:: What the task asks ::
For the copy, please give all of the data again exactly and leave the pictures out.

:: Task data ::
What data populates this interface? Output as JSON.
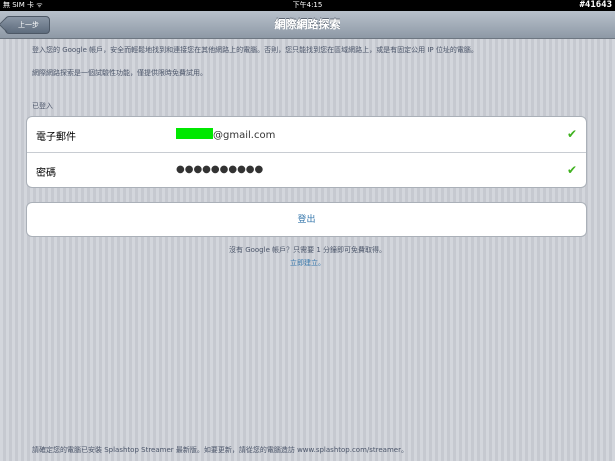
{
  "status_bar": {
    "carrier": "無 SIM 卡 ᯤ",
    "time": "下午4:15",
    "watermark": "#41643"
  },
  "nav": {
    "back_label": "上一步",
    "title": "網際網路探索"
  },
  "info": {
    "line1": "登入您的 Google 帳戶，安全而輕鬆地找到和連接您在其他網路上的電腦。否則，您只能找到您在區域網路上，或是有固定公用 IP 位址的電腦。",
    "line2": "網際網路探索是一個試驗性功能，僅提供限時免費試用。"
  },
  "section_label": "已登入",
  "login": {
    "email_label": "電子郵件",
    "email_suffix": "@gmail.com",
    "password_label": "密碼",
    "password_value": "●●●●●●●●●●",
    "email_check": "✔",
    "password_check": "✔"
  },
  "signout_label": "登出",
  "signup": {
    "prompt": "沒有 Google 帳戶？只需要 1 分鐘即可免費取得。",
    "link": "立即建立。"
  },
  "bottom_note": "請確定您的電腦已安裝 Splashtop Streamer 最新版。如要更新，請從您的電腦造訪 www.splashtop.com/streamer。",
  "colors": {
    "accent_link": "#3677ac",
    "check": "#3fb21f",
    "redaction": "#00e800"
  }
}
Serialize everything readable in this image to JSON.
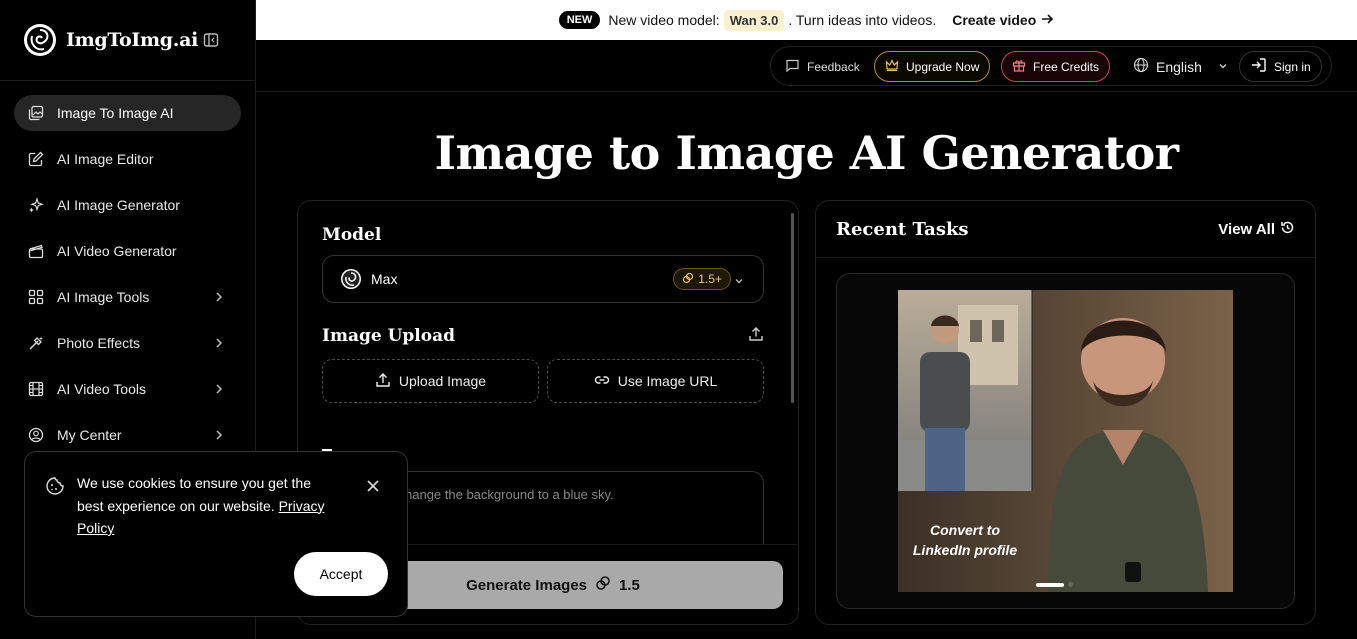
{
  "brand": {
    "name": "ImgToImg.ai"
  },
  "sidebar": {
    "items": [
      {
        "label": "Image To Image AI",
        "icon": "images-icon",
        "active": true,
        "chevron": false
      },
      {
        "label": "AI Image Editor",
        "icon": "edit-icon",
        "active": false,
        "chevron": false
      },
      {
        "label": "AI Image Generator",
        "icon": "sparkles-icon",
        "active": false,
        "chevron": false
      },
      {
        "label": "AI Video Generator",
        "icon": "clapperboard-icon",
        "active": false,
        "chevron": false
      },
      {
        "label": "AI Image Tools",
        "icon": "grid-icon",
        "active": false,
        "chevron": true
      },
      {
        "label": "Photo Effects",
        "icon": "wand-icon",
        "active": false,
        "chevron": true
      },
      {
        "label": "AI Video Tools",
        "icon": "film-icon",
        "active": false,
        "chevron": true
      },
      {
        "label": "My Center",
        "icon": "user-circle-icon",
        "active": false,
        "chevron": true
      }
    ]
  },
  "banner": {
    "badge": "NEW",
    "text_before": "New video model:",
    "model": "Wan 3.0",
    "text_after": ". Turn ideas into videos.",
    "cta": "Create video"
  },
  "topbar": {
    "feedback": "Feedback",
    "upgrade": "Upgrade Now",
    "credits": "Free Credits",
    "language": "English",
    "signin": "Sign in"
  },
  "main": {
    "title": "Image to Image AI Generator",
    "model_label": "Model",
    "model_value": "Max",
    "model_cost": "1.5+",
    "upload_label": "Image Upload",
    "upload_button": "Upload Image",
    "url_button": "Use Image URL",
    "prompt_placeholder": "hange the background to a blue sky.",
    "generate_label": "Generate Images",
    "generate_cost": "1.5"
  },
  "recent": {
    "title": "Recent Tasks",
    "view_all": "View All",
    "caption_line1": "Convert to",
    "caption_line2": "LinkedIn profile"
  },
  "cookie": {
    "text": "We use cookies to ensure you get the best experience on our website.",
    "link": "Privacy Policy",
    "accept": "Accept"
  },
  "colors": {
    "accent_gold": "#b48a3b",
    "accent_red": "#c4474b",
    "generate_bg": "#a9a9a9"
  }
}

:: Exercise response ::
What data populates this interface? Output as JSON.
{
  "status_bar": {
    "carrier": "無 SIM 卡 ᯤ",
    "time": "下午4:15",
    "watermark": "#41643"
  },
  "nav": {
    "back_label": "上一步",
    "title": "網際網路探索"
  },
  "info": {
    "line1": "登入您的 Google 帳戶，安全而輕鬆地找到和連接您在其他網路上的電腦。否則，您只能找到您在區域網路上，或是有固定公用 IP 位址的電腦。",
    "line2": "網際網路探索是一個試驗性功能，僅提供限時免費試用。"
  },
  "section_label": "已登入",
  "login": {
    "email_label": "電子郵件",
    "email_suffix": "@gmail.com",
    "password_label": "密碼",
    "password_value": "●●●●●●●●●●",
    "email_check": "✔",
    "password_check": "✔"
  },
  "signout_label": "登出",
  "signup": {
    "prompt": "沒有 Google 帳戶？只需要 1 分鐘即可免費取得。",
    "link": "立即建立。"
  },
  "bottom_note": "請確定您的電腦已安裝 Splashtop Streamer 最新版。如要更新，請從您的電腦造訪 www.splashtop.com/streamer。",
  "colors": {
    "accent_link": "#3677ac",
    "check": "#3fb21f",
    "redaction": "#00e800"
  }
}
Serialize everything readable in this image to JSON.
{
  "brand": {
    "name": "ImgToImg.ai"
  },
  "sidebar": {
    "items": [
      {
        "label": "Image To Image AI",
        "icon": "images-icon",
        "active": true,
        "chevron": false
      },
      {
        "label": "AI Image Editor",
        "icon": "edit-icon",
        "active": false,
        "chevron": false
      },
      {
        "label": "AI Image Generator",
        "icon": "sparkles-icon",
        "active": false,
        "chevron": false
      },
      {
        "label": "AI Video Generator",
        "icon": "clapperboard-icon",
        "active": false,
        "chevron": false
      },
      {
        "label": "AI Image Tools",
        "icon": "grid-icon",
        "active": false,
        "chevron": true
      },
      {
        "label": "Photo Effects",
        "icon": "wand-icon",
        "active": false,
        "chevron": true
      },
      {
        "label": "AI Video Tools",
        "icon": "film-icon",
        "active": false,
        "chevron": true
      },
      {
        "label": "My Center",
        "icon": "user-circle-icon",
        "active": false,
        "chevron": true
      }
    ]
  },
  "banner": {
    "badge": "NEW",
    "text_before": "New video model:",
    "model": "Wan 3.0",
    "text_after": ". Turn ideas into videos.",
    "cta": "Create video"
  },
  "topbar": {
    "feedback": "Feedback",
    "upgrade": "Upgrade Now",
    "credits": "Free Credits",
    "language": "English",
    "signin": "Sign in"
  },
  "main": {
    "title": "Image to Image AI Generator",
    "model_label": "Model",
    "model_value": "Max",
    "model_cost": "1.5+",
    "upload_label": "Image Upload",
    "upload_button": "Upload Image",
    "url_button": "Use Image URL",
    "prompt_placeholder": "hange the background to a blue sky.",
    "generate_label": "Generate Images",
    "generate_cost": "1.5"
  },
  "recent": {
    "title": "Recent Tasks",
    "view_all": "View All",
    "caption_line1": "Convert to",
    "caption_line2": "LinkedIn profile"
  },
  "cookie": {
    "text": "We use cookies to ensure you get the best experience on our website.",
    "link": "Privacy Policy",
    "accept": "Accept"
  },
  "colors": {
    "accent_gold": "#b48a3b",
    "accent_red": "#c4474b",
    "generate_bg": "#a9a9a9"
  }
}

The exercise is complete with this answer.